◆ Data listing:
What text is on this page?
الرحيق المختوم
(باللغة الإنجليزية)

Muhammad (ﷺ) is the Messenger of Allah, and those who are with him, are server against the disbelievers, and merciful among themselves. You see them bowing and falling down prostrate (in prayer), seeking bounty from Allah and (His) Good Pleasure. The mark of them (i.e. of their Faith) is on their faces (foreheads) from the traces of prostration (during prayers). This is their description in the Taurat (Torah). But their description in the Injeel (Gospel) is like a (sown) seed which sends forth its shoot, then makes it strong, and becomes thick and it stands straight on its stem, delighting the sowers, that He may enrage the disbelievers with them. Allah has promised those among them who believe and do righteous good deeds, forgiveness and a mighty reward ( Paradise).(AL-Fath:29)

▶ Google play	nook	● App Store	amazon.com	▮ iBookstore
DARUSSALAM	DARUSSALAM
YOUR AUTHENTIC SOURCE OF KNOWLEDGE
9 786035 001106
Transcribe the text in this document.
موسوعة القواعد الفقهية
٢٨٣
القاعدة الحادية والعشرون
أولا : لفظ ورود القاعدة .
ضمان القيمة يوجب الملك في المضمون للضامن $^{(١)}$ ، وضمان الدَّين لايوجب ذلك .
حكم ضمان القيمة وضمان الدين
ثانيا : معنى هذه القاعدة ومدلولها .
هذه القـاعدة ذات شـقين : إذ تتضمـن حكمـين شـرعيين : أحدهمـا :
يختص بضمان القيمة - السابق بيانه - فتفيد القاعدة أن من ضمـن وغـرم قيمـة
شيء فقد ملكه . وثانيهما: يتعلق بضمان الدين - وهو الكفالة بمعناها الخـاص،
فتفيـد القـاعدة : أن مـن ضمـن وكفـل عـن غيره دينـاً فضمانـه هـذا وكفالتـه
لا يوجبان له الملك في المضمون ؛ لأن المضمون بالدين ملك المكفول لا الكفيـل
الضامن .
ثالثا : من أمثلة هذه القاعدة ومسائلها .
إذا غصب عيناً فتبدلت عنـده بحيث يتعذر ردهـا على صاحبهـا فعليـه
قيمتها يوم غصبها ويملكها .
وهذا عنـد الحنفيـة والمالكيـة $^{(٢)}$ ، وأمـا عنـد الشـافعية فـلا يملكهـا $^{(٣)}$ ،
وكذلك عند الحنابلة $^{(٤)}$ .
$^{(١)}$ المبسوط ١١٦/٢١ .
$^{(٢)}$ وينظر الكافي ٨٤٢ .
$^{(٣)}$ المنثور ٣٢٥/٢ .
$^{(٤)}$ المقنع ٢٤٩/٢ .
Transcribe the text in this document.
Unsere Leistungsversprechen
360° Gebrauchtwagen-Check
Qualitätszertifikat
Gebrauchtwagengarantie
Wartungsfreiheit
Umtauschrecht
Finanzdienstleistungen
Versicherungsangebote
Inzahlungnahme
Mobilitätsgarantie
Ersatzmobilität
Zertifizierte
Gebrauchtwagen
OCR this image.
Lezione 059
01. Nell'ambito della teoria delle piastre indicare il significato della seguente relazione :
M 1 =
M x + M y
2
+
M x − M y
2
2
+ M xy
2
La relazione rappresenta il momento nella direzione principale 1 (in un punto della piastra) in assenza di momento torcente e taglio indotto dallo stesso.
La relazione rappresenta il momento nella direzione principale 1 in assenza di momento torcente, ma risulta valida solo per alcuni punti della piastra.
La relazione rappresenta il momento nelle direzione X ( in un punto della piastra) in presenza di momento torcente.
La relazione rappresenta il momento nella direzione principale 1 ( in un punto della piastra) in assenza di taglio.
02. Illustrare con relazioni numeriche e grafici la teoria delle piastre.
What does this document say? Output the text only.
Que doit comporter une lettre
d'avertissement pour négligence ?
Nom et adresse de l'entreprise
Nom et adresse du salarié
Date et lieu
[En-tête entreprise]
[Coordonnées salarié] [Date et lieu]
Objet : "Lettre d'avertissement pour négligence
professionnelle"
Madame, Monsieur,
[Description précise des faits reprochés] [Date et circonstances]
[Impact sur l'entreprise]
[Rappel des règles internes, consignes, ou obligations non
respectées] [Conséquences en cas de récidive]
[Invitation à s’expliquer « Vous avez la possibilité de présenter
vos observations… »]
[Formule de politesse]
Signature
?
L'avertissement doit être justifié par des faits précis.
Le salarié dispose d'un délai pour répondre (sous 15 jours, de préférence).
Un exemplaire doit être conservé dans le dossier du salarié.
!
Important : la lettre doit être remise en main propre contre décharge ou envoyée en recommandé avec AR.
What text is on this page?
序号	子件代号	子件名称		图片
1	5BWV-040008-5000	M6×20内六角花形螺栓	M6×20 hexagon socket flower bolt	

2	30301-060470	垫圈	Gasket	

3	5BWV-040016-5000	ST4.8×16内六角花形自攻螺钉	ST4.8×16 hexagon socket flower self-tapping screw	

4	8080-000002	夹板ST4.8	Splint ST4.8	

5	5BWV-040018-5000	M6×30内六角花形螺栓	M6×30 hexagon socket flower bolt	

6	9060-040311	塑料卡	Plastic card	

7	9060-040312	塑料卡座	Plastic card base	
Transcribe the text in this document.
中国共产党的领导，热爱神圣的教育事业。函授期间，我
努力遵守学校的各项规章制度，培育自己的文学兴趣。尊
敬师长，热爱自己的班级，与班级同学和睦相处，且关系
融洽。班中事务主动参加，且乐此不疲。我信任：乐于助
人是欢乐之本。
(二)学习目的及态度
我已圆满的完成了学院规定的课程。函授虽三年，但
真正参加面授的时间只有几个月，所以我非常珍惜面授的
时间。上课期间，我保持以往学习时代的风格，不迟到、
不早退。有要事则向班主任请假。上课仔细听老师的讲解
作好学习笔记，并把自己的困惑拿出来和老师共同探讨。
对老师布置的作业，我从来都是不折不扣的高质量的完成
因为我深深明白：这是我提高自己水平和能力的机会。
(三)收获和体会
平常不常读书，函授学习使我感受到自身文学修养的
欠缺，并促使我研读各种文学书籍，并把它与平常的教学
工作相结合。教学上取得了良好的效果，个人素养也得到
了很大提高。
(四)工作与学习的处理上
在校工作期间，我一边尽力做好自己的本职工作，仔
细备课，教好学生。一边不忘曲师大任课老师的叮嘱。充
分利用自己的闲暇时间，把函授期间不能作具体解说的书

◆ Exercise brief:
Your answer should be a single number: how many lines of the material contain the word "salarié".

◆ Answer:
4